* Exercise input *
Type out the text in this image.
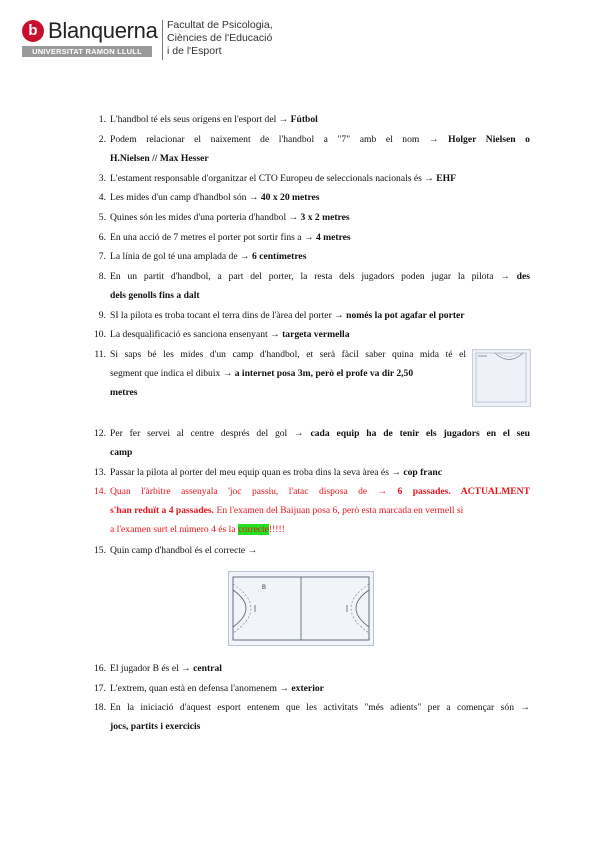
b Blanquerna
UNIVERSITAT RAMON LLULL
Facultat de Psicologia,
Ciències de l'Educació
i de l'Esport
1. L'handbol té els seus orígens en l'esport del → Fútbol
2. Podem relacionar el naixement de l'handbol a "7" amb el nom → Holger Nielsen o
H.Nielsen // Max Hesser
3. L'estament responsable d'organitzar el CTO Europeu de seleccionals nacionals és → EHF
4. Les mides d'un camp d'handbol són → 40 x 20 metres
5. Quines són les mides d'una porteria d'handbol → 3 x 2 metres
6. En una acció de 7 metres el porter pot sortir fins a → 4 metres
7. La línia de gol té una amplada de → 6 centímetres
8. En un partit d'handbol, a part del porter, la resta dels jugadors poden jugar la pilota → des
dels genolls fins a dalt
9. SI la pilota es troba tocant el terra dins de l'àrea del porter → només la pot agafar el porter
10. La desqualificació es sanciona ensenyant → targeta vermella
11. Si saps bé les mides d'un camp d'handbol, et serà fàcil saber quina mida té el
segment que indica el dibuix → a internet posa 3m, però el profe va dir 2,50
metres
12. Per fer servei al centre després del gol → cada equip ha de tenir els jugadors en el seu
camp
13. Passar la pilota al porter del meu equip quan es troba dins la seva àrea és → cop franc
14. Quan l'àrbitre assenyala 'joc passiu, l'atac disposa de → 6 passades. ACTUALMENT
s'han reduït a 4 passades. En l'examen del Baijuan posa 6, però esta marcada en vermell si
a l'examen surt el número 4 és la correcte!!!!!
15. Quin camp d'handbol és el correcte →
B
16. El jugador B és el → central
17. L'extrem, quan està en defensa l'anomenem → exterior
18. En la iniciació d'aquest esport entenem que les activitats "més adients" per a començar són →
jocs, partits i exercicis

* What is being asked *
Identify each line holding the string "equip", and copy it out.

* The response *
12. Per fer servei al centre després del gol → cada equip ha de tenir els jugadors en el seu
13. Passar la pilota al porter del meu equip quan es troba dins la seva àrea és → cop franc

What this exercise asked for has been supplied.